Take down each entry exactly as written.

****************

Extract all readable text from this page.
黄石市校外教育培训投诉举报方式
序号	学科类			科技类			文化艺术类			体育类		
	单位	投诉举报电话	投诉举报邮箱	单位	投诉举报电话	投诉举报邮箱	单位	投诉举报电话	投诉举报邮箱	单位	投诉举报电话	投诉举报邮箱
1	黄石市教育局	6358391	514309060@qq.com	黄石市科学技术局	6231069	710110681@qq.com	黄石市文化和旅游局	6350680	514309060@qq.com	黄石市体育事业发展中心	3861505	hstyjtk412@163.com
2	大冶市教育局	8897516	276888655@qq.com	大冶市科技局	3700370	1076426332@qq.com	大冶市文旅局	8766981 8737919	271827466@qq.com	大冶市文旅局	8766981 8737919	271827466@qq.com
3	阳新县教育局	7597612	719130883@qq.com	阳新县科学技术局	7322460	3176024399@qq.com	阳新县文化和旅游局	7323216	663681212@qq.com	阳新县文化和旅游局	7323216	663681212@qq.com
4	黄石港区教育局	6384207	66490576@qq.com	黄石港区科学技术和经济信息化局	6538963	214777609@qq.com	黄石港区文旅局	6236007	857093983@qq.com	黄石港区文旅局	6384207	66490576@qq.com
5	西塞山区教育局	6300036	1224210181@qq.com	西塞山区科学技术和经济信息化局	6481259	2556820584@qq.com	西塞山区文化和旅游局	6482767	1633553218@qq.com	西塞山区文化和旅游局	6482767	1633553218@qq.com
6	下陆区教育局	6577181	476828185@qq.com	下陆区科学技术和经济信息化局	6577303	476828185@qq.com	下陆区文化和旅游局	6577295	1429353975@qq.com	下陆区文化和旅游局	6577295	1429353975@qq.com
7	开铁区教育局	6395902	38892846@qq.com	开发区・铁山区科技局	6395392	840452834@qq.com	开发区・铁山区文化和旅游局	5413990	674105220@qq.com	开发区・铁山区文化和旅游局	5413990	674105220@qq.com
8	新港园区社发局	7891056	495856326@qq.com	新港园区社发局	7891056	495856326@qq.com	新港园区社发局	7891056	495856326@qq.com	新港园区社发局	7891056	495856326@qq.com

****************

_PROBLEM SOLUTION_
Extract all readable text from this page.
黄石市校外教育培训投诉举报方式
序号	学科类			科技类			文化艺术类			体育类		
	单位	投诉举报电话	投诉举报邮箱	单位	投诉举报电话	投诉举报邮箱	单位	投诉举报电话	投诉举报邮箱	单位	投诉举报电话	投诉举报邮箱
1	黄石市教育局	6358391	514309060@qq.com	黄石市科学技术局	6231069	710110681@qq.com	黄石市文化和旅游局	6350680	514309060@qq.com	黄石市体育事业发展中心	3861505	hstyjtk412@163.com
2	大冶市教育局	8897516	276888655@qq.com	大冶市科技局	3700370	1076426332@qq.com	大冶市文旅局	8766981 8737919	271827466@qq.com	大冶市文旅局	8766981 8737919	271827466@qq.com
3	阳新县教育局	7597612	719130883@qq.com	阳新县科学技术局	7322460	3176024399@qq.com	阳新县文化和旅游局	7323216	663681212@qq.com	阳新县文化和旅游局	7323216	663681212@qq.com
4	黄石港区教育局	6384207	66490576@qq.com	黄石港区科学技术和经济信息化局	6538963	214777609@qq.com	黄石港区文旅局	6236007	857093983@qq.com	黄石港区文旅局	6384207	66490576@qq.com
5	西塞山区教育局	6300036	1224210181@qq.com	西塞山区科学技术和经济信息化局	6481259	2556820584@qq.com	西塞山区文化和旅游局	6482767	1633553218@qq.com	西塞山区文化和旅游局	6482767	1633553218@qq.com
6	下陆区教育局	6577181	476828185@qq.com	下陆区科学技术和经济信息化局	6577303	476828185@qq.com	下陆区文化和旅游局	6577295	1429353975@qq.com	下陆区文化和旅游局	6577295	1429353975@qq.com
7	开铁区教育局	6395902	38892846@qq.com	开发区・铁山区科技局	6395392	840452834@qq.com	开发区・铁山区文化和旅游局	5413990	674105220@qq.com	开发区・铁山区文化和旅游局	5413990	674105220@qq.com
8	新港园区社发局	7891056	495856326@qq.com	新港园区社发局	7891056	495856326@qq.com	新港园区社发局	7891056	495856326@qq.com	新港园区社发局	7891056	495856326@qq.com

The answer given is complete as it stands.